■ Work to complete:
Scan the data. Collect each line that contains the word "VÄGBYGGMÄSTARENS".
— start Data for this exercise —
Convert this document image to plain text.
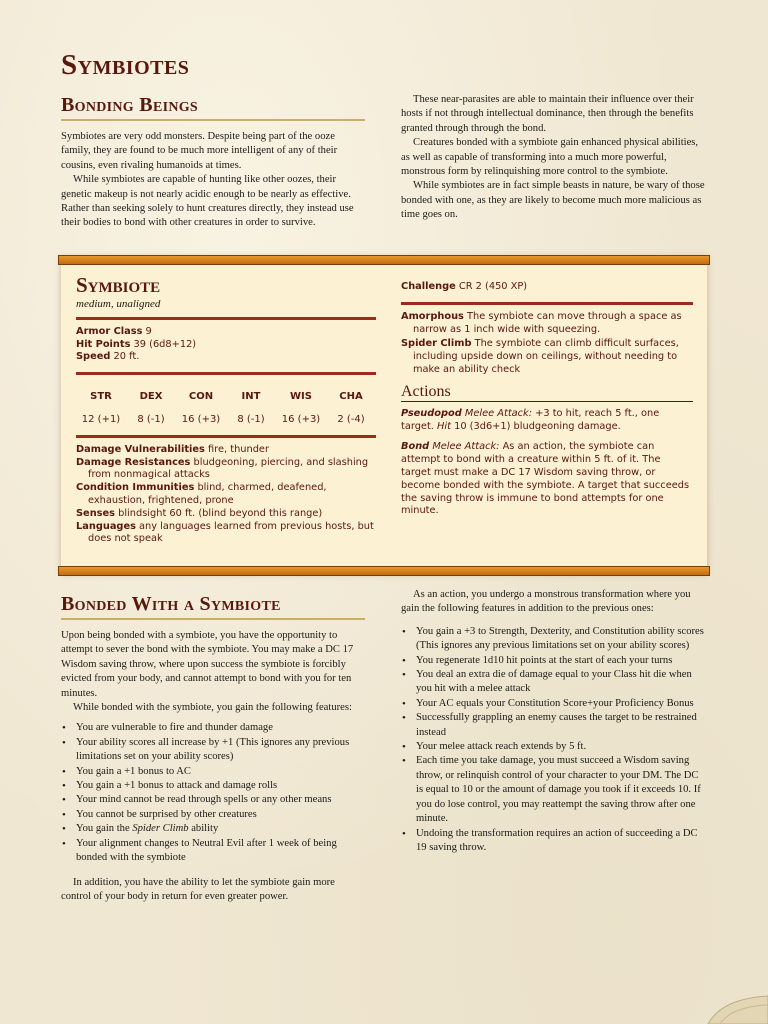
Symbiotes
Bonding Beings

Symbiotes are very odd monsters. Despite being part of the ooze family, they are found to be much more intelligent of any of their cousins, even rivaling humanoids at times.

While symbiotes are capable of hunting like other oozes, their genetic makeup is not nearly acidic enough to be nearly as effective. Rather than seeking solely to hunt creatures directly, they instead use their bodies to bond with other creatures in order to survive.

These near-parasites are able to maintain their influence over their hosts if not through intellectual dominance, then through the benefits granted through through the bond.

Creatures bonded with a symbiote gain enhanced physical abilities, as well as capable of transforming into a much more powerful, monstrous form by relinquishing more control to the symbiote.

While symbiotes are in fact simple beasts in nature, be wary of those bonded with one, as they are likely to become much more malicious as time goes on.

Symbiote
medium, unaligned

Armor Class 9

Hit Points 39 (6d8+12)

Speed 20 ft.

STR
12 (+1)
DEX
8 (-1)
CON
16 (+3)
INT
8 (-1)
WIS
16 (+3)
CHA
2 (-4)

Damage Vulnerabilities fire, thunder

Damage Resistances bludgeoning, piercing, and slashing from nonmagical attacks

Condition Immunities blind, charmed, deafened, exhaustion, frightened, prone

Senses blindsight 60 ft. (blind beyond this range)

Languages any languages learned from previous hosts, but does not speak

Challenge CR 2 (450 XP)

Amorphous The symbiote can move through a space as narrow as 1 inch wide with squeezing.

Spider Climb The symbiote can climb difficult surfaces, including upside down on ceilings, without needing to make an ability check

Actions

Pseudopod Melee Attack: +3 to hit, reach 5 ft., one target. Hit 10 (3d6+1) bludgeoning damage.

Bond Melee Attack: As an action, the symbiote can attempt to bond with a creature within 5 ft. of it. The target must make a DC 17 Wisdom saving throw, or become bonded with the symbiote. A target that succeeds the saving throw is immune to bond attempts for one minute.

Bonded With a Symbiote

Upon being bonded with a symbiote, you have the opportunity to attempt to sever the bond with the symbiote. You may make a DC 17 Wisdom saving throw, where upon success the symbiote is forcibly evicted from your body, and cannot attempt to bond with you for ten minutes.

While bonded with the symbiote, you gain the following features:

• You are vulnerable to fire and thunder damage
• Your ability scores all increase by +1 (This ignores any previous limitations set on your ability scores)
• You gain a +1 bonus to AC
• You gain a +1 bonus to attack and damage rolls
• Your mind cannot be read through spells or any other means
• You cannot be surprised by other creatures
• You gain the Spider Climb ability
• Your alignment changes to Neutral Evil after 1 week of being bonded with the symbiote

In addition, you have the ability to let the symbiote gain more control of your body in return for even greater power.

As an action, you undergo a monstrous transformation where you gain the following features in addition to the previous ones:

• You gain a +3 to Strength, Dexterity, and Constitution ability scores (This ignores any previous limitations set on your ability scores)
• You regenerate 1d10 hit points at the start of each your turns
• You deal an extra die of damage equal to your Class hit die when you hit with a melee attack
• Your AC equals your Constitution Score+your Proficiency Bonus
• Successfully grappling an enemy causes the target to be restrained instead
• Your melee attack reach extends by 5 ft.
• Each time you take damage, you must succeed a Wisdom saving throw, or relinquish control of your character to your DM. The DC is equal to 10 or the amount of damage you took if it exceeds 10. If you do lose control, you may reattempt the saving throw after one minute.
• Undoing the transformation requires an action of succeeding a DC 19 saving throw.
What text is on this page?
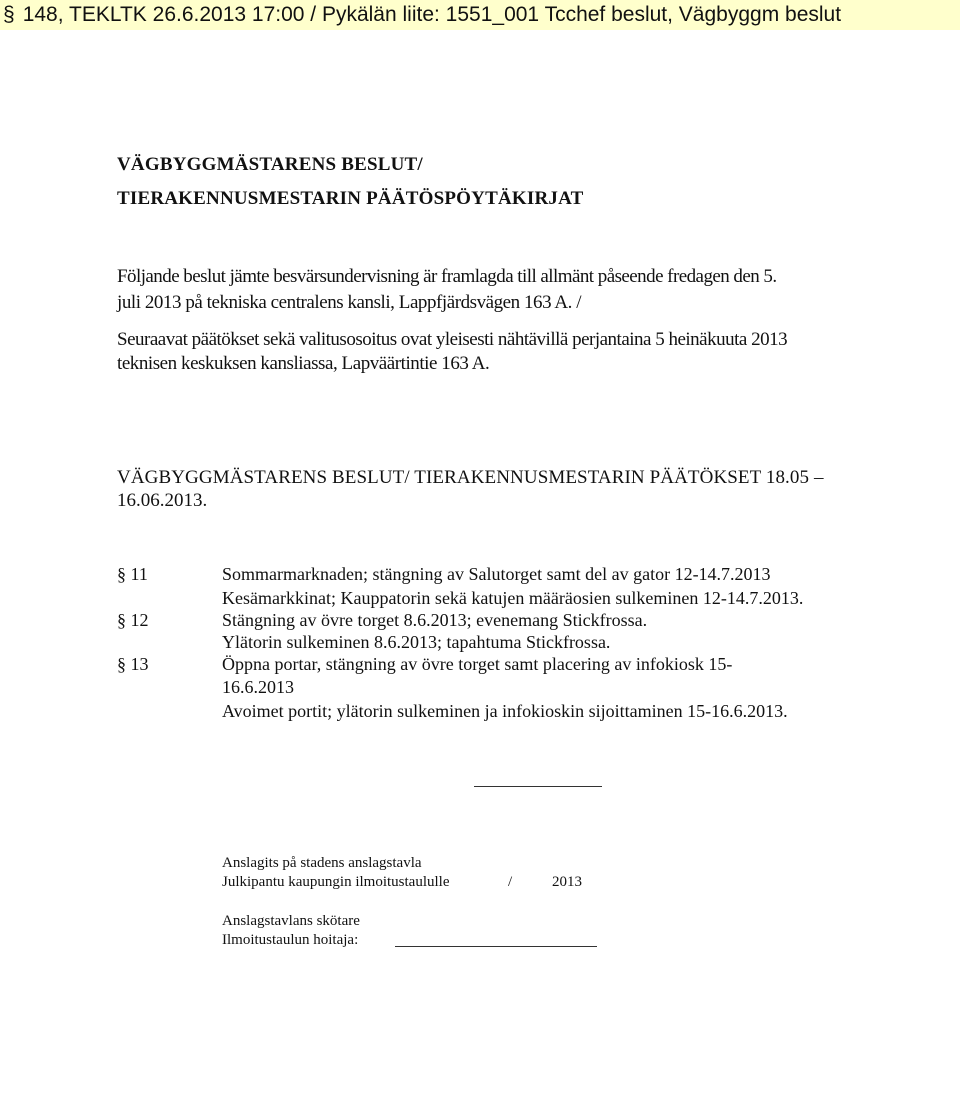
§ 148, TEKLTK 26.6.2013 17:00 / Pykälän liite: 1551_001 Tcchef beslut, Vägbyggm beslut
VÄGBYGGMÄSTARENS BESLUT/
TIERAKENNUSMESTARIN PÄÄTÖSPÖYTÄKIRJAT
Följande beslut jämte besvärsundervisning är framlagda till allmänt påseende fredagen den 5.
juli 2013 på tekniska centralens kansli, Lappfjärdsvägen 163 A. /
Seuraavat päätökset sekä valitusosoitus ovat yleisesti nähtävillä perjantaina 5 heinäkuuta 2013
teknisen keskuksen kansliassa, Lapväärtintie 163 A.
VÄGBYGGMÄSTARENS BESLUT/ TIERAKENNUSMESTARIN PÄÄTÖKSET 18.05 –
16.06.2013.
§ 11	Sommarmarknaden; stängning av Salutorget samt del av gator 12-14.7.2013
Kesämarkkinat; Kauppatorin sekä katujen määräosien sulkeminen 12-14.7.2013.
§ 12	Stängning av övre torget 8.6.2013; evenemang Stickfrossa.
Ylätorin sulkeminen 8.6.2013; tapahtuma Stickfrossa.
§ 13	Öppna portar, stängning av övre torget samt placering av infokiosk 15-
16.6.2013
Avoimet portit; ylätorin sulkeminen ja infokioskin sijoittaminen 15-16.6.2013.
Anslagits på stadens anslagstavla
Julkipantu kaupungin ilmoitustaululle	/	2013
Anslagstavlans skötare
Ilmoitustaulun hoitaja:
— end Data for this exercise —
■ Reply:
VÄGBYGGMÄSTARENS BESLUT/
VÄGBYGGMÄSTARENS BESLUT/ TIERAKENNUSMESTARIN PÄÄTÖKSET 18.05 –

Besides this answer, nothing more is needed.